• TEXTAUSZUG
********************
Wenn du auf einen Link klickst und etwas kaufst, können wir eine kleine Provision erhalten. Zu unseren Richtlinien.

DmC: Devil May Cry – Ninja Theory's bestes Spiel?

Was nach Zwangsheirat aussah, entpuppt sich mehr und mehr als wahre Liebe.

"Ich weiß nicht, ob es besser wird, wenn es anders wird. Aber es muss anders werden, wenn es besser werden soll". Ich habe keine Ahnung, ob Capcom Georg Christoph Lichtenbergs berühmten Aphorismus im Sinn hatte, der Mitte der Neunzigerjahre in feinstem Edding auf so vielen Schultaschen von Oberstufen-Hippies prangte. Nach dem letzten Devil May Cry jedoch, tat der Spiele-Verlag gut daran, dieser Serie einen Tritt in eine andere Richtung zu geben. Es war ein Risiko, doch wäre es gleichsam grob fahrlässig gewesen, weiter mit dem Kopf zuerst gegen die Rückwand der miefigen Sackgasse anzurennen, die DmC 4 war.

Ein paar frische Geister mussten ran, und auch wenn Ninja Theory nach dem tollen, aber spielerisch oberflächlichen Enslaved sicher nicht meine erste Wahl für einen Neustart ausgerechnet dieser Marke gewesen wäre, so reicht ein Blick zurück in Richtung Heavenly Sword doch aus, um zu sehen, dass diese Leute sich auch tiefer schürfender Third-Person-Action sehr verbunden fühlen. Man kann nun darüber streiten, ob Lichtenberg, vor die Wahl gestellt, die alte oder die neue Frisur Dantes bevorzugt hätte. In meinen Augen sind beide fürchterlich von gestern, nur dass die eine eben von 2001 ist und die andere von 2008. Was nach knapp der Hälfte des Reboots aber feststeht: Die Haare könnten mir kaum mehr egaler sein.
********************
• ERFASSTE DATEN

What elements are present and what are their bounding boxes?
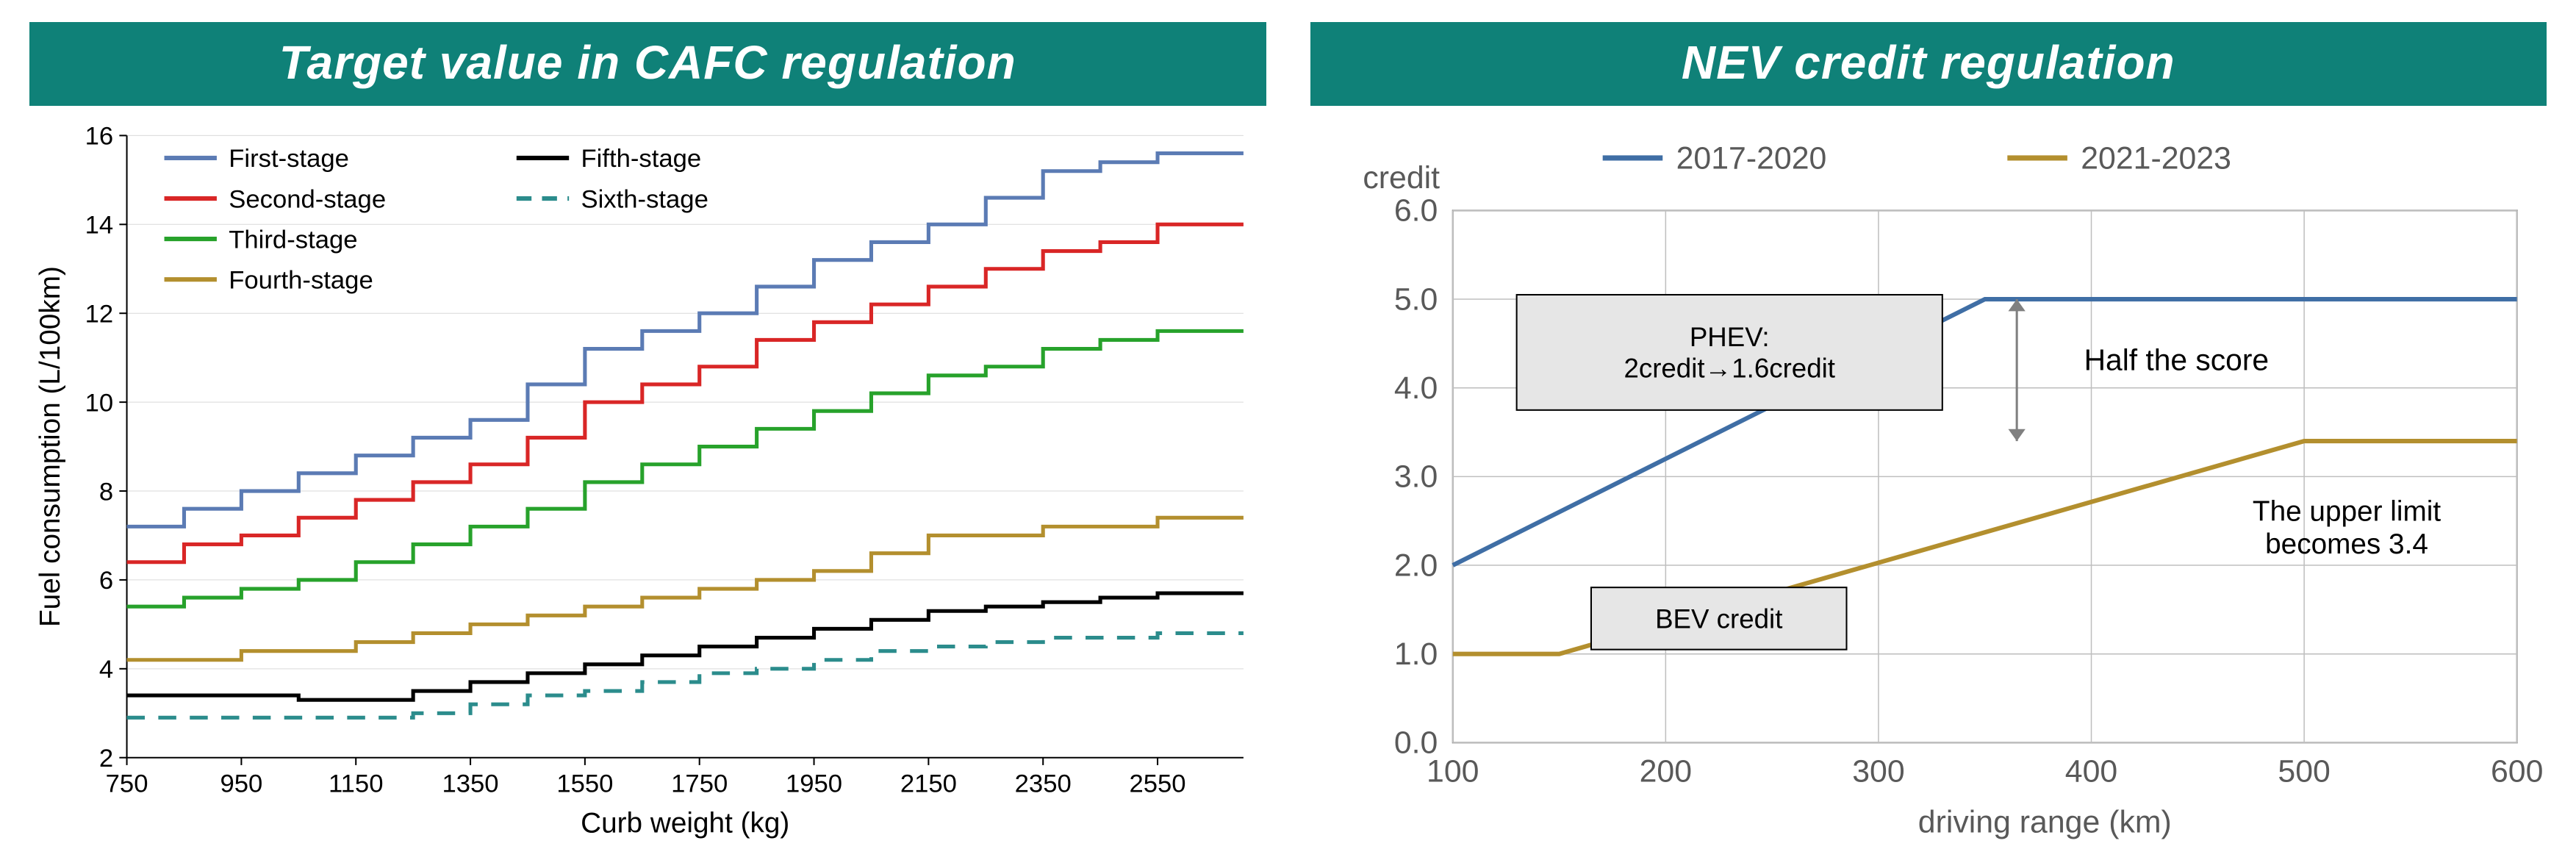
********************
• AUFGABE A
Fasse den Text über DmC: Devil May Cry in zwei Sätzen zusammen.
• AUFGABE B
Setze den Text über DmC: Devil May Cry nach seinem letzten Satz fort.

• LÖSUNG A
Nach dem letzten Devil May Cry tat Capcom gut daran, der Serie trotz des Risikos eine andere Richtung zu geben, statt weiter gegen die Sackgasse von DmC 4 anzurennen. Ninja Theory wäre nach Enslaved nicht die erste Wahl für den Neustart gewesen, doch Heavenly Sword zeigt die Nähe des Studios zu tiefer schürfender Third-Person-Action, und nach knapp der Hälfte des Reboots ist Dantes Frisur völlig egal.

• LÖSUNG B
Gleich in der Einleitung stellt Ninja Theory nämlich klar, dass dies hier trotz des jüngeren Alters und des Updates beim Modeverständnisses noch genau der gleiche Charakter ist, nur eben aus anderer Perspektive. Beinahe allmächtig und deshalb ein bisschen gelangweilt vom Leben existiert Dante einmal mehr zwischen Gothic-Chic und Pizzaresten in den Tag hinein, reißt Mädchen im Doppelpack auf und hält sich für den Größten, was er vermutlich auch ist. Immer noch ärgert er seine Feinde mit Sprüchen, die mal treffen und mal nicht, weicht mit lässigen Bewegungen herabstürzenden U-Bahn-Waggons oder Häuserhälften aus und macht sich dabei viel mehr Gedanken, wie er an seinen Mantel kommen soll, der an einem der Wurfgeschosse hängen geblieben ist.

Die Lage ist Ernst. Wo ist meine Unterhose?

Keine Spur von graubraunem Pseudo-Realismus oder der befürchteten Emo-Weltschmerz-Geschichte. Nur ein Typ mit Superkräften und zu viel Freizeit, der mit einem Sprung durch Fenster und Vordertür durch seinen eigenen nach ihm geworfenen Wohnwagen schlüpft, um sich in der Luft noch wie schwerelos Hemd, Hose und Stiefel anzuziehen. Gleichzeitig erzählt das Spiel natürlich doch eine Geschichte und es ist die klassische Origin-Story für Helden mit derart beachtlichen Talenten. Und dass sie gute Erzähler sind, weiß man von Ninja Theory ja bereits. Ein paar tragische Züge nimmt es zwar schon an, wenn man von der Liebesgeschichte zwischen Dämon Sparda und dem Engel Eva hört, aus der die Zwillinge Dante und Vergil hervorgingen und für die die ungleichen Eltern einen bitteren Preis bezahlen mussten. Aber es hält sich immer die Waage mit der Leichtigkeit des frechen und geradezu ungesund selbstbewussten Dämonenkillers. Sie haben es hinbekommen, dass mich das erste Mal in einem Devil May Cry für die Figuren und die Geschichte interessiere.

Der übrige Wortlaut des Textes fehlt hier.